# Work to complete:
State how many lines include "mantissa", giving the number by itself.

— start of Data —

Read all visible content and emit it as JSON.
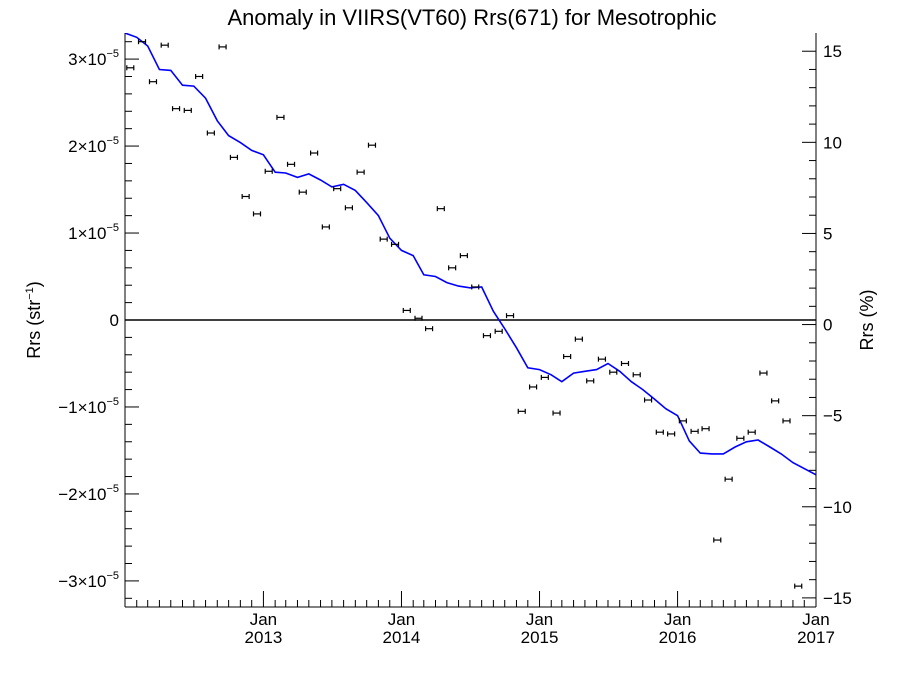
{
  "chart_data": {
    "type": "scatter",
    "title": "Anomaly in VIIRS(VT60) Rrs(671) for Mesotrophic",
    "ylabel_left": "Rrs (str",
    "ylabel_left_sup": "−1",
    "ylabel_left_close": ")",
    "ylabel_right": "Rrs (%)",
    "x_range": [
      "2012-01-01",
      "2017-01-01"
    ],
    "ylim_left": [
      -3.3e-05,
      3.3e-05
    ],
    "ylim_right": [
      -15.5,
      16
    ],
    "left_ticks": [
      {
        "value": 3e-05,
        "mantissa": "3",
        "times": "×10",
        "exp": "−5"
      },
      {
        "value": 2e-05,
        "mantissa": "2",
        "times": "×10",
        "exp": "−5"
      },
      {
        "value": 1e-05,
        "mantissa": "1",
        "times": "×10",
        "exp": "−5"
      },
      {
        "value": 0,
        "mantissa": "0",
        "times": "",
        "exp": ""
      },
      {
        "value": -1e-05,
        "mantissa": "−1",
        "times": "×10",
        "exp": "−5"
      },
      {
        "value": -2e-05,
        "mantissa": "−2",
        "times": "×10",
        "exp": "−5"
      },
      {
        "value": -3e-05,
        "mantissa": "−3",
        "times": "×10",
        "exp": "−5"
      }
    ],
    "right_ticks": [
      {
        "value": 15,
        "label": "15"
      },
      {
        "value": 10,
        "label": "10"
      },
      {
        "value": 5,
        "label": "5"
      },
      {
        "value": 0,
        "label": "0"
      },
      {
        "value": -5,
        "label": "−5"
      },
      {
        "value": -10,
        "label": "−10"
      },
      {
        "value": -15,
        "label": "−15"
      }
    ],
    "x_ticks": [
      {
        "date": "2013-01-01",
        "month": "Jan",
        "year": "2013"
      },
      {
        "date": "2014-01-01",
        "month": "Jan",
        "year": "2014"
      },
      {
        "date": "2015-01-01",
        "month": "Jan",
        "year": "2015"
      },
      {
        "date": "2016-01-01",
        "month": "Jan",
        "year": "2016"
      },
      {
        "date": "2017-01-01",
        "month": "Jan",
        "year": "2017"
      }
    ],
    "zero_line": true,
    "series": [
      {
        "style": "points-with-error-bars",
        "color": "#000000",
        "points": [
          {
            "x": "2012-01-15",
            "y": 2.9e-05
          },
          {
            "x": "2012-02-15",
            "y": 3.2e-05
          },
          {
            "x": "2012-03-15",
            "y": 2.74e-05
          },
          {
            "x": "2012-04-15",
            "y": 3.16e-05
          },
          {
            "x": "2012-05-15",
            "y": 2.43e-05
          },
          {
            "x": "2012-06-15",
            "y": 2.41e-05
          },
          {
            "x": "2012-07-15",
            "y": 2.8e-05
          },
          {
            "x": "2012-08-15",
            "y": 2.15e-05
          },
          {
            "x": "2012-09-15",
            "y": 3.14e-05
          },
          {
            "x": "2012-10-15",
            "y": 1.87e-05
          },
          {
            "x": "2012-11-15",
            "y": 1.42e-05
          },
          {
            "x": "2012-12-15",
            "y": 1.22e-05
          },
          {
            "x": "2013-01-15",
            "y": 1.71e-05
          },
          {
            "x": "2013-02-15",
            "y": 2.33e-05
          },
          {
            "x": "2013-03-15",
            "y": 1.79e-05
          },
          {
            "x": "2013-04-15",
            "y": 1.47e-05
          },
          {
            "x": "2013-05-15",
            "y": 1.92e-05
          },
          {
            "x": "2013-06-15",
            "y": 1.07e-05
          },
          {
            "x": "2013-07-15",
            "y": 1.51e-05
          },
          {
            "x": "2013-08-15",
            "y": 1.29e-05
          },
          {
            "x": "2013-09-15",
            "y": 1.7e-05
          },
          {
            "x": "2013-10-15",
            "y": 2.01e-05
          },
          {
            "x": "2013-11-15",
            "y": 9.3e-06
          },
          {
            "x": "2013-12-15",
            "y": 8.7e-06
          },
          {
            "x": "2014-01-15",
            "y": 1.1e-06
          },
          {
            "x": "2014-02-15",
            "y": 2e-07
          },
          {
            "x": "2014-03-15",
            "y": -1e-06
          },
          {
            "x": "2014-04-15",
            "y": 1.28e-05
          },
          {
            "x": "2014-05-15",
            "y": 6e-06
          },
          {
            "x": "2014-06-15",
            "y": 7.4e-06
          },
          {
            "x": "2014-07-15",
            "y": 3.8e-06
          },
          {
            "x": "2014-08-15",
            "y": -1.8e-06
          },
          {
            "x": "2014-09-15",
            "y": -1.3e-06
          },
          {
            "x": "2014-10-15",
            "y": 5e-07
          },
          {
            "x": "2014-11-15",
            "y": -1.05e-05
          },
          {
            "x": "2014-12-15",
            "y": -7.7e-06
          },
          {
            "x": "2015-01-15",
            "y": -6.6e-06
          },
          {
            "x": "2015-02-15",
            "y": -1.07e-05
          },
          {
            "x": "2015-03-15",
            "y": -4.2e-06
          },
          {
            "x": "2015-04-15",
            "y": -2.2e-06
          },
          {
            "x": "2015-05-15",
            "y": -7e-06
          },
          {
            "x": "2015-06-15",
            "y": -4.5e-06
          },
          {
            "x": "2015-07-15",
            "y": -6e-06
          },
          {
            "x": "2015-08-15",
            "y": -5e-06
          },
          {
            "x": "2015-09-15",
            "y": -6.3e-06
          },
          {
            "x": "2015-10-15",
            "y": -9.2e-06
          },
          {
            "x": "2015-11-15",
            "y": -1.29e-05
          },
          {
            "x": "2015-12-15",
            "y": -1.31e-05
          },
          {
            "x": "2016-01-15",
            "y": -1.16e-05
          },
          {
            "x": "2016-02-15",
            "y": -1.28e-05
          },
          {
            "x": "2016-03-15",
            "y": -1.25e-05
          },
          {
            "x": "2016-04-15",
            "y": -2.53e-05
          },
          {
            "x": "2016-05-15",
            "y": -1.83e-05
          },
          {
            "x": "2016-06-15",
            "y": -1.36e-05
          },
          {
            "x": "2016-07-15",
            "y": -1.29e-05
          },
          {
            "x": "2016-08-15",
            "y": -6.1e-06
          },
          {
            "x": "2016-09-15",
            "y": -9.3e-06
          },
          {
            "x": "2016-10-15",
            "y": -1.16e-05
          },
          {
            "x": "2016-11-15",
            "y": -3.06e-05
          }
        ]
      },
      {
        "style": "line",
        "color": "#0000ff",
        "points": [
          {
            "x": "2012-01-01",
            "y": 3.3e-05
          },
          {
            "x": "2012-02-01",
            "y": 3.25e-05
          },
          {
            "x": "2012-03-01",
            "y": 3.15e-05
          },
          {
            "x": "2012-04-01",
            "y": 2.88e-05
          },
          {
            "x": "2012-05-01",
            "y": 2.87e-05
          },
          {
            "x": "2012-06-01",
            "y": 2.7e-05
          },
          {
            "x": "2012-07-01",
            "y": 2.69e-05
          },
          {
            "x": "2012-08-01",
            "y": 2.55e-05
          },
          {
            "x": "2012-09-01",
            "y": 2.29e-05
          },
          {
            "x": "2012-10-01",
            "y": 2.12e-05
          },
          {
            "x": "2012-11-01",
            "y": 2.04e-05
          },
          {
            "x": "2012-12-01",
            "y": 1.95e-05
          },
          {
            "x": "2013-01-01",
            "y": 1.9e-05
          },
          {
            "x": "2013-02-01",
            "y": 1.7e-05
          },
          {
            "x": "2013-03-01",
            "y": 1.69e-05
          },
          {
            "x": "2013-04-01",
            "y": 1.64e-05
          },
          {
            "x": "2013-05-01",
            "y": 1.68e-05
          },
          {
            "x": "2013-06-01",
            "y": 1.61e-05
          },
          {
            "x": "2013-07-01",
            "y": 1.53e-05
          },
          {
            "x": "2013-08-01",
            "y": 1.56e-05
          },
          {
            "x": "2013-09-01",
            "y": 1.49e-05
          },
          {
            "x": "2013-10-01",
            "y": 1.35e-05
          },
          {
            "x": "2013-11-01",
            "y": 1.2e-05
          },
          {
            "x": "2013-12-01",
            "y": 9.4e-06
          },
          {
            "x": "2014-01-01",
            "y": 8e-06
          },
          {
            "x": "2014-02-01",
            "y": 7.4e-06
          },
          {
            "x": "2014-03-01",
            "y": 5.2e-06
          },
          {
            "x": "2014-04-01",
            "y": 5e-06
          },
          {
            "x": "2014-05-01",
            "y": 4.3e-06
          },
          {
            "x": "2014-06-01",
            "y": 3.9e-06
          },
          {
            "x": "2014-07-01",
            "y": 3.7e-06
          },
          {
            "x": "2014-08-01",
            "y": 3.8e-06
          },
          {
            "x": "2014-09-01",
            "y": 1e-06
          },
          {
            "x": "2014-10-01",
            "y": -1e-06
          },
          {
            "x": "2014-11-01",
            "y": -3.2e-06
          },
          {
            "x": "2014-12-01",
            "y": -5.5e-06
          },
          {
            "x": "2015-01-01",
            "y": -5.7e-06
          },
          {
            "x": "2015-02-01",
            "y": -6.3e-06
          },
          {
            "x": "2015-03-01",
            "y": -7.1e-06
          },
          {
            "x": "2015-04-01",
            "y": -6.1e-06
          },
          {
            "x": "2015-05-01",
            "y": -5.9e-06
          },
          {
            "x": "2015-06-01",
            "y": -5.7e-06
          },
          {
            "x": "2015-07-01",
            "y": -5e-06
          },
          {
            "x": "2015-08-01",
            "y": -5.9e-06
          },
          {
            "x": "2015-09-01",
            "y": -7.1e-06
          },
          {
            "x": "2015-10-01",
            "y": -8e-06
          },
          {
            "x": "2015-11-01",
            "y": -9.1e-06
          },
          {
            "x": "2015-12-01",
            "y": -1.02e-05
          },
          {
            "x": "2016-01-01",
            "y": -1.1e-05
          },
          {
            "x": "2016-02-01",
            "y": -1.39e-05
          },
          {
            "x": "2016-03-01",
            "y": -1.53e-05
          },
          {
            "x": "2016-04-01",
            "y": -1.54e-05
          },
          {
            "x": "2016-05-01",
            "y": -1.54e-05
          },
          {
            "x": "2016-06-01",
            "y": -1.46e-05
          },
          {
            "x": "2016-07-01",
            "y": -1.4e-05
          },
          {
            "x": "2016-08-01",
            "y": -1.38e-05
          },
          {
            "x": "2016-09-01",
            "y": -1.46e-05
          },
          {
            "x": "2016-10-01",
            "y": -1.54e-05
          },
          {
            "x": "2016-11-01",
            "y": -1.64e-05
          },
          {
            "x": "2017-01-01",
            "y": -1.78e-05
          }
        ]
      }
    ]
  }
}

— end of Data —

# Exercise solution:
7